Given records
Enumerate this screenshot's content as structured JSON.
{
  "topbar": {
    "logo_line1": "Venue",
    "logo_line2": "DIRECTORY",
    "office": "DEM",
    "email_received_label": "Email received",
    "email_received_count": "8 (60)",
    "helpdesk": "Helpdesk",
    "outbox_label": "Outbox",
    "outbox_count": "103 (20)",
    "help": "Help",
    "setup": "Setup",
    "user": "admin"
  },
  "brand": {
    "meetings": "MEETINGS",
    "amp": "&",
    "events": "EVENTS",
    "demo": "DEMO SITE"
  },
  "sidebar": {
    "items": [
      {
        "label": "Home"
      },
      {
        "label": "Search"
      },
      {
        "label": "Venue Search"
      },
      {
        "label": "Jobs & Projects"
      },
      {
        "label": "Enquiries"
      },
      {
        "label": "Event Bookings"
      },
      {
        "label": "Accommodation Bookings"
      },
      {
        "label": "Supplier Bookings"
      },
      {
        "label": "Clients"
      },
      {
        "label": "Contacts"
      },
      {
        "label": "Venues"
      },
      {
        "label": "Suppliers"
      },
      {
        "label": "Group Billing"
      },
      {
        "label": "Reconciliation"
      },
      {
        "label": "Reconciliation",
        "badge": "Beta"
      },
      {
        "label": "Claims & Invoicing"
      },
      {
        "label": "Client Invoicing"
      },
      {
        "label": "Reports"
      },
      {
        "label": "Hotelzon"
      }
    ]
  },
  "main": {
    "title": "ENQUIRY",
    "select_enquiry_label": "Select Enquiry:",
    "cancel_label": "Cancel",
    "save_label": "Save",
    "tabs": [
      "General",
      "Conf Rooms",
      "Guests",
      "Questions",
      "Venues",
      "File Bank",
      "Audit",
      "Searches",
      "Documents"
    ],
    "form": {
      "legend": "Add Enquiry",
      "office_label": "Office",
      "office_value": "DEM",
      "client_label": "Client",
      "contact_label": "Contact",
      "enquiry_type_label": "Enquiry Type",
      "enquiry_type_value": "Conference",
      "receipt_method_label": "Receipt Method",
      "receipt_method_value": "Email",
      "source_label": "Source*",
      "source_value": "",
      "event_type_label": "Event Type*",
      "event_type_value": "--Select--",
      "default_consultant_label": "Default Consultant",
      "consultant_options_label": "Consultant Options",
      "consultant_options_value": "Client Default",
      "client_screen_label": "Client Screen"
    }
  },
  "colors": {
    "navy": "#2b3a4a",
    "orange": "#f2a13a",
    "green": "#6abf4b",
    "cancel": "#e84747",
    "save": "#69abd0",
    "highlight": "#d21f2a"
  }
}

---

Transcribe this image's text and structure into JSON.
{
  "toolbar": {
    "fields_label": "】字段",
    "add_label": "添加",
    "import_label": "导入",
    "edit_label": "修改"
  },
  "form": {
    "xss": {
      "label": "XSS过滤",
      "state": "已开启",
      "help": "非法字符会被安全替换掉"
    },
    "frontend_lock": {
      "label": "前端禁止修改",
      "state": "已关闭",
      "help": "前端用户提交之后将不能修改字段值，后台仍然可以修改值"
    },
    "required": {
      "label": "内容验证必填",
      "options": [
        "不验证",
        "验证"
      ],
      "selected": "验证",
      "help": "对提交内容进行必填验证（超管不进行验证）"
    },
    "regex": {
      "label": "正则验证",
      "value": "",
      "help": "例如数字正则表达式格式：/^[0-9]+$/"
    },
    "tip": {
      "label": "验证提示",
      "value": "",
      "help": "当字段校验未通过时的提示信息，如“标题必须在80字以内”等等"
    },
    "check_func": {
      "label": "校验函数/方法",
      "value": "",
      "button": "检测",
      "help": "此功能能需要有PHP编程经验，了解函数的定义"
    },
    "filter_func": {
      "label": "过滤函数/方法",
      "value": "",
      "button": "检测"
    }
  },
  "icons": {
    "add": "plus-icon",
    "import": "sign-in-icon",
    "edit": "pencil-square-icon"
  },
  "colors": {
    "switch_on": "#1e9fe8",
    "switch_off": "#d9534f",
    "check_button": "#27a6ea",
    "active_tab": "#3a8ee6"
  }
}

Do this
Using the records above, list each line that includes "Invoicing".

Result
        "label": "Claims & Invoicing"
        "label": "Client Invoicing"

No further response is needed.